* [EXCERPTED PASSAGE]
Saturday, July 27, 2013

IBM’s Future in the Cloud

By Bill Moran, Rich Ptak

Successful companies are continually challenged with how to approach and deal with new and potentially disruptive technologies. At one extreme is a decision to ignore the new technology entirely. In some cases, this might be the best approach. It is certainly possible that a new technology will be a marketplace failure. In that case, most, if not all of the investment made in the technology is lost as is any invested human capital. There is also an opportunity cost incurred because assets and resources were unavailable to work in a more profitable area. On the other hand, if the new technology is a market success, the company has lost revenue and market share. They may or may not be able to catch up and recover what was lost.

As a result, smart companies, such as IBM, attempt a balanced approach that is informed by their best efforts at assessing the potential impact as well as success of the new technology. At times, this means deciding to allow a new technology time to mature sufficiently to establish its success. At that point, they must be ready to make a major move in the marketplace to establish a firm position with the technology.

IBM has been successful in the past at timing its major move into a technology. For example, other companies pioneered the development, introduction and use of UNIX. While IBM entered the game late, today they dominate the UNIX marketplace[1].

IBM made its first moves into the cloud, as a provider of infrastructure, products and services to cloud service providers and builders. They expanded these over time.

* [WORK REQUIRED] In the article on IBM's future in the cloud, why does investing in a new technology that fails in the marketplace bring an opportunity cost?

* [Data records]
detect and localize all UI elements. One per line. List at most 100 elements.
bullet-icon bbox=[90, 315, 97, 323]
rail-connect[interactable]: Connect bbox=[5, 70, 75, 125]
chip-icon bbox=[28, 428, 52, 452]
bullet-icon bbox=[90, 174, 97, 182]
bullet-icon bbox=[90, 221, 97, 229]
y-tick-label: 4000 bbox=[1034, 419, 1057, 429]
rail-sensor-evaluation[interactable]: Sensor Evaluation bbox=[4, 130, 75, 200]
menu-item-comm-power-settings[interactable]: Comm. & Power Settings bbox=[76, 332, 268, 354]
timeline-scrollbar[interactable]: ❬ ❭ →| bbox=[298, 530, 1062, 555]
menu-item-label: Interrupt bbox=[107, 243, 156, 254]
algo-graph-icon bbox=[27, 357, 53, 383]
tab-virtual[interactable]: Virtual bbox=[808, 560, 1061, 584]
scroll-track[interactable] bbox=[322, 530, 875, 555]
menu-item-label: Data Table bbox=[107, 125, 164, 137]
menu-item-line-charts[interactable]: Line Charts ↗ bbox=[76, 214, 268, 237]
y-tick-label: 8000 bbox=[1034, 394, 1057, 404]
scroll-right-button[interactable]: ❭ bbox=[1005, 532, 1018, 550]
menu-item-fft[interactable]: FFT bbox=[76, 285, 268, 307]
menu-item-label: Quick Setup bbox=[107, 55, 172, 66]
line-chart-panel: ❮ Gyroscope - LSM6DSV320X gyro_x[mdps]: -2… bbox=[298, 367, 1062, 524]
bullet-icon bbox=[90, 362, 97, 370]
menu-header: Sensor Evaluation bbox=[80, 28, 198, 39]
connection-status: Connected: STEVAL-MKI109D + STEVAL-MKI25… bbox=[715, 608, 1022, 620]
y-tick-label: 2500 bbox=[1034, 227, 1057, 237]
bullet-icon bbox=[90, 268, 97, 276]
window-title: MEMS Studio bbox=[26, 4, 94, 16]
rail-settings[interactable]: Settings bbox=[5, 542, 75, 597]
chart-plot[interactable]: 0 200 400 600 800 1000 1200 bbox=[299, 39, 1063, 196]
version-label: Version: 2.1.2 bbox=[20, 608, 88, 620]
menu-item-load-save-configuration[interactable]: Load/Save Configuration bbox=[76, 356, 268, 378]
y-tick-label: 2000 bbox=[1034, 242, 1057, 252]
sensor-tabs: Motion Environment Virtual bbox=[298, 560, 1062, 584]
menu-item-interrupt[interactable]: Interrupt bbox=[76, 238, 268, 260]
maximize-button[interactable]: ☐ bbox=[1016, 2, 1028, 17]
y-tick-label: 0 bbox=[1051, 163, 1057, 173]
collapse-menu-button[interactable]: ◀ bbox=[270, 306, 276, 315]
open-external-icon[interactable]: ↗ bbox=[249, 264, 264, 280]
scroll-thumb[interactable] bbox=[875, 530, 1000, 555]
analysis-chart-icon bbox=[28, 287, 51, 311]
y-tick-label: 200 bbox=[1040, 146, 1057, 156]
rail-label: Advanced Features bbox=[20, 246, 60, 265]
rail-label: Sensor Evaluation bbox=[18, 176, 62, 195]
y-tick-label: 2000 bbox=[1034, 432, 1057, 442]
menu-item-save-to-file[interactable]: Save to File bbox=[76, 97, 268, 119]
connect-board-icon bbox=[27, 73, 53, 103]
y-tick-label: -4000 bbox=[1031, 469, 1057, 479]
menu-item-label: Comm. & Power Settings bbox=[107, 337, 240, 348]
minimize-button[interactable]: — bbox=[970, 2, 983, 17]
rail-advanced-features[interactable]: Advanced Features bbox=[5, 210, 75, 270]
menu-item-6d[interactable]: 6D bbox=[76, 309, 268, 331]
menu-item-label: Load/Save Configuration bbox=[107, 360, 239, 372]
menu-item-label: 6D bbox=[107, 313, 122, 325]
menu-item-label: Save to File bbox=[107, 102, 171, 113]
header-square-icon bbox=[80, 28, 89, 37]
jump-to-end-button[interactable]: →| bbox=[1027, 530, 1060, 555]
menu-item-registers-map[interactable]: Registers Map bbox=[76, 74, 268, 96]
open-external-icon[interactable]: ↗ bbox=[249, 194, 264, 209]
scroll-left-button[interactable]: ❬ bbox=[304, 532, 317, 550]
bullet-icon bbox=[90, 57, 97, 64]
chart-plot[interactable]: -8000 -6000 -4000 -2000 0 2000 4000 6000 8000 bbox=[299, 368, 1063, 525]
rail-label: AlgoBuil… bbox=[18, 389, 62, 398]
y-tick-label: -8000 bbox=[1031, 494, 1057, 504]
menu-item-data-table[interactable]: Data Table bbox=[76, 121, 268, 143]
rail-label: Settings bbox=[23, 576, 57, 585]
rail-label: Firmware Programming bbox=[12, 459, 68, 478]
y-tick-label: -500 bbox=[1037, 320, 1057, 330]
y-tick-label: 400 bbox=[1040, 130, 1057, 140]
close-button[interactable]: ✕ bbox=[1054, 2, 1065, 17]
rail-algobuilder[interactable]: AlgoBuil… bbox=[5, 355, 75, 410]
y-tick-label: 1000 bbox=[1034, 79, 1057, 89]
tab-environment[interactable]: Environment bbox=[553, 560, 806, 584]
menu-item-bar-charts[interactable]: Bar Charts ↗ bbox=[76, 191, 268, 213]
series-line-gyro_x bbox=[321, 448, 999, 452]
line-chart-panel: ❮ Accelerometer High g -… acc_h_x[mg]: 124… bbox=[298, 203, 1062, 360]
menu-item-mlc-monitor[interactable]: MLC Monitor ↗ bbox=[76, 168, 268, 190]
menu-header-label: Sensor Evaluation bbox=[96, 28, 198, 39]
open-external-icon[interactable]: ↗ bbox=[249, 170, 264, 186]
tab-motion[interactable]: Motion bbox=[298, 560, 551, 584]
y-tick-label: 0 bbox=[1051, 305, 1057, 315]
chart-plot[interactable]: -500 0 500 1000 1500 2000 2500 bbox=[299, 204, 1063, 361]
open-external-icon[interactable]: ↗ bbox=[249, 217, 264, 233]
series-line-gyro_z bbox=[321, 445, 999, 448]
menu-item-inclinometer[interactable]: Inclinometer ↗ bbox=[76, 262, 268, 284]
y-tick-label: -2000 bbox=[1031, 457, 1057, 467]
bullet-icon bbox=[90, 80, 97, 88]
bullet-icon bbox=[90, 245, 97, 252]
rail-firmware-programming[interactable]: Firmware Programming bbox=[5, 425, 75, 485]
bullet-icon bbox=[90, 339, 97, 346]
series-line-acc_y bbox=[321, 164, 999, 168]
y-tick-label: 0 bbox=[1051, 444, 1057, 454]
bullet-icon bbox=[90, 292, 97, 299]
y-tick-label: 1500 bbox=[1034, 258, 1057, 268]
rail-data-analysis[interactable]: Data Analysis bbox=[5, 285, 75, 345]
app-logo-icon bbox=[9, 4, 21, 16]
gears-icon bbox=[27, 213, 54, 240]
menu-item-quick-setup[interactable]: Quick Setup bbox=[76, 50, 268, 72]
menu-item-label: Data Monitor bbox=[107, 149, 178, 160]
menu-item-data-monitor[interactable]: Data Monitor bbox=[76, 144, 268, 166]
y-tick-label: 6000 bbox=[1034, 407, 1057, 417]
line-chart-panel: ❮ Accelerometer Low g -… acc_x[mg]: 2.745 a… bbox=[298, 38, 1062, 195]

* [REPLY TO THE EXERCISE] The assets and resources put into the failed technology were unavailable to work in a more profitable area.